** Task to carry out **
Can the data below be set down again exactly, line for line?

★ ★ ★ ★

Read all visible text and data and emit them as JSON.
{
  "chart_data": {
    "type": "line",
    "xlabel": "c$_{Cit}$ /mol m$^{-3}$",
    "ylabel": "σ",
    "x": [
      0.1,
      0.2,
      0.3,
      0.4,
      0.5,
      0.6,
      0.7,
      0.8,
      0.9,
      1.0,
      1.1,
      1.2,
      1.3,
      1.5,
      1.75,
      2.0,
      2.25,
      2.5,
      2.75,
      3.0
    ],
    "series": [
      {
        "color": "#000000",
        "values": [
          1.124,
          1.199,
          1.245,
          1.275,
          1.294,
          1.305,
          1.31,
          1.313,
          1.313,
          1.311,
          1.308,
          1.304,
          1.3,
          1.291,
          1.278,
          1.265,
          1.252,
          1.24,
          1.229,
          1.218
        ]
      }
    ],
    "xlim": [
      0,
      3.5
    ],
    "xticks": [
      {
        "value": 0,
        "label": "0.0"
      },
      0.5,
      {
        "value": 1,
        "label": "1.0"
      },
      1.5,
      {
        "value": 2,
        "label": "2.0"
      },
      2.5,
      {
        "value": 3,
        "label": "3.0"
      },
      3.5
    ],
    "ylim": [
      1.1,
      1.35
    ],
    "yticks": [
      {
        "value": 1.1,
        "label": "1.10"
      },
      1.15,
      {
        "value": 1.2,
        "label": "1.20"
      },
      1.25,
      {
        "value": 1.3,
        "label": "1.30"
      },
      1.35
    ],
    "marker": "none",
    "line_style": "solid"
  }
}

★ ★ ★ ★

** Exercise answer **
Read all visible text and data and emit them as JSON.
{
  "chart_data": {
    "type": "line",
    "xlabel": "c$_{Cit}$ /mol m$^{-3}$",
    "ylabel": "σ",
    "x": [
      0.1,
      0.2,
      0.3,
      0.4,
      0.5,
      0.6,
      0.7,
      0.8,
      0.9,
      1.0,
      1.1,
      1.2,
      1.3,
      1.5,
      1.75,
      2.0,
      2.25,
      2.5,
      2.75,
      3.0
    ],
    "series": [
      {
        "color": "#000000",
        "values": [
          1.124,
          1.199,
          1.245,
          1.275,
          1.294,
          1.305,
          1.31,
          1.313,
          1.313,
          1.311,
          1.308,
          1.304,
          1.3,
          1.291,
          1.278,
          1.265,
          1.252,
          1.24,
          1.229,
          1.218
        ]
      }
    ],
    "xlim": [
      0,
      3.5
    ],
    "xticks": [
      {
        "value": 0,
        "label": "0.0"
      },
      0.5,
      {
        "value": 1,
        "label": "1.0"
      },
      1.5,
      {
        "value": 2,
        "label": "2.0"
      },
      2.5,
      {
        "value": 3,
        "label": "3.0"
      },
      3.5
    ],
    "ylim": [
      1.1,
      1.35
    ],
    "yticks": [
      {
        "value": 1.1,
        "label": "1.10"
      },
      1.15,
      {
        "value": 1.2,
        "label": "1.20"
      },
      1.25,
      {
        "value": 1.3,
        "label": "1.30"
      },
      1.35
    ],
    "marker": "none",
    "line_style": "solid"
  }
}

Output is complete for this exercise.